-------- Given records
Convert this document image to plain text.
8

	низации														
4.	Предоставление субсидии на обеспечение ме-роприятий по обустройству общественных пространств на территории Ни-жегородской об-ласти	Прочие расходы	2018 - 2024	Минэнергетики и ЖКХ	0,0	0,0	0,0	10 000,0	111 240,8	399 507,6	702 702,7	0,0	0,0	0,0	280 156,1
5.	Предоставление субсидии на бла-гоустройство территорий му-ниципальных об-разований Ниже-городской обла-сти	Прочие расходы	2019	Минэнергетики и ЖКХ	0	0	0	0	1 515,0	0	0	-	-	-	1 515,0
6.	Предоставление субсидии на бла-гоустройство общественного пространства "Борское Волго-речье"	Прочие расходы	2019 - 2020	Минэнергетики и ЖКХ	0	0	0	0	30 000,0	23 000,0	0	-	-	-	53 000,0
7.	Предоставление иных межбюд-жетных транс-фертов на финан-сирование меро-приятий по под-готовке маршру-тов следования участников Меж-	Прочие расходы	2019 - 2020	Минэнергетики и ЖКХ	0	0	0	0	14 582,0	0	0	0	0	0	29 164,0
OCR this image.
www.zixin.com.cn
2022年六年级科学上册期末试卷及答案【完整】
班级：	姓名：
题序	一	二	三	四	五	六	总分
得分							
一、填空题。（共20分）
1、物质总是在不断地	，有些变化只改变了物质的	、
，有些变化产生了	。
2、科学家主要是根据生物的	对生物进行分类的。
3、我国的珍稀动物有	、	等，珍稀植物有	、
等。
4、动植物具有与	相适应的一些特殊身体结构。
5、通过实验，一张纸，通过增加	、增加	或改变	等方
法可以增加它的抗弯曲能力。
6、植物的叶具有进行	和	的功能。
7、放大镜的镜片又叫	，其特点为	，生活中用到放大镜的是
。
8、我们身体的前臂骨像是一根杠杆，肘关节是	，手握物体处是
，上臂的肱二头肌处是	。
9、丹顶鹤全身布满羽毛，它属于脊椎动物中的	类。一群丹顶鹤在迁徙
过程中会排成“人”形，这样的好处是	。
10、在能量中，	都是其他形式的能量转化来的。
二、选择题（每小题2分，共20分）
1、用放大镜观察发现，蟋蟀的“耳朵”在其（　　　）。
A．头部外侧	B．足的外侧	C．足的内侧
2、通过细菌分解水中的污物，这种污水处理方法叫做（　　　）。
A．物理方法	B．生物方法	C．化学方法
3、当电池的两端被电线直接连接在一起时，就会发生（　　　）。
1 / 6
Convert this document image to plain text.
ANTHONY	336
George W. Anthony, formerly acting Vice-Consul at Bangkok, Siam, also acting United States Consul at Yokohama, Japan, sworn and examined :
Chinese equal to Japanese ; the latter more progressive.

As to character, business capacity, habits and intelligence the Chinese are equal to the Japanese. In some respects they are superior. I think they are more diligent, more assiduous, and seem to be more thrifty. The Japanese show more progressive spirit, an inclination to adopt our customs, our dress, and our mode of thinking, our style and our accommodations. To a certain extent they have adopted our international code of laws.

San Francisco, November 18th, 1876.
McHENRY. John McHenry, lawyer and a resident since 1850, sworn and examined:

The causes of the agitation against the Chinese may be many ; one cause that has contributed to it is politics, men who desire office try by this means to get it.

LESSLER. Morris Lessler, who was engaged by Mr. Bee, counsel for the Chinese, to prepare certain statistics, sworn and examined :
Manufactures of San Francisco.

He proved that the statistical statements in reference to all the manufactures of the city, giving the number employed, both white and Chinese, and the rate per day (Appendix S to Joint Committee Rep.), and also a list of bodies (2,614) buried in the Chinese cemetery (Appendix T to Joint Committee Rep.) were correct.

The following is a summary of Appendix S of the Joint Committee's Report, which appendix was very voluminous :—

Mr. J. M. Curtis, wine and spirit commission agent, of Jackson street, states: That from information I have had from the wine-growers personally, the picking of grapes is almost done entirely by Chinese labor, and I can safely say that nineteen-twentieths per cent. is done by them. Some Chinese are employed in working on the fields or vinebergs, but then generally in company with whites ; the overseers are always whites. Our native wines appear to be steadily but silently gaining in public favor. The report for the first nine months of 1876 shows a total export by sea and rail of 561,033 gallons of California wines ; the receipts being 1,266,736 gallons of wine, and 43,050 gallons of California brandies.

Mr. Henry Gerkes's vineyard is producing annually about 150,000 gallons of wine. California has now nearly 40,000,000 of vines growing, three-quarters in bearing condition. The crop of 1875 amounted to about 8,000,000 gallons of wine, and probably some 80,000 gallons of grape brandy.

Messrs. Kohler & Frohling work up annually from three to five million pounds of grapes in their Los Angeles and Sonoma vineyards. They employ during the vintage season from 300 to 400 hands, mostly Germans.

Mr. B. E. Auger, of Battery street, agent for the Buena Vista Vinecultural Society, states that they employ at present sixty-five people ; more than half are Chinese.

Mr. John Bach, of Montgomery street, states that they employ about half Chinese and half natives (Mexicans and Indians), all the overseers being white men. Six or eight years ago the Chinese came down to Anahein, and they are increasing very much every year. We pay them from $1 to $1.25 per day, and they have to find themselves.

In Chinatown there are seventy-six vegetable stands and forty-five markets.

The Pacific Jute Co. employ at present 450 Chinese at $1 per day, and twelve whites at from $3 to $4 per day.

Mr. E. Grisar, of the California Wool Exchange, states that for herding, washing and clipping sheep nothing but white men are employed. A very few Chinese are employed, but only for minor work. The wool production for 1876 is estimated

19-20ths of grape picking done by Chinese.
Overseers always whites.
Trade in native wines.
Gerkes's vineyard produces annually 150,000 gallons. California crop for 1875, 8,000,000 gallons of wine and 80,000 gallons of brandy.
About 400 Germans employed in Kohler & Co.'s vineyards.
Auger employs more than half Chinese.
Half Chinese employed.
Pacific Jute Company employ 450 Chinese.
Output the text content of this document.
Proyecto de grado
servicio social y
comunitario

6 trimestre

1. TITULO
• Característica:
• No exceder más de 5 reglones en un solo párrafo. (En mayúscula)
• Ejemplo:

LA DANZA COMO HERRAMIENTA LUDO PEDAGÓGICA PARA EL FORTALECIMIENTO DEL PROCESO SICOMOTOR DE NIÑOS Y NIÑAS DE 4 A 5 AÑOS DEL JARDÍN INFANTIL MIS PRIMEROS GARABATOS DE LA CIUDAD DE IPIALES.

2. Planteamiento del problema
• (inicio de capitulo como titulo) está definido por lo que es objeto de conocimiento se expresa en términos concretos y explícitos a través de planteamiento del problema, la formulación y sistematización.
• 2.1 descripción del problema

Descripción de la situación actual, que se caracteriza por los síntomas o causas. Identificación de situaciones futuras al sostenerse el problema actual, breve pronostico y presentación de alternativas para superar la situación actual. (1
----------------
= Task =
Of all the lines above, how many contain the word "whites"? Give the number and nothing else.

= Answer =
3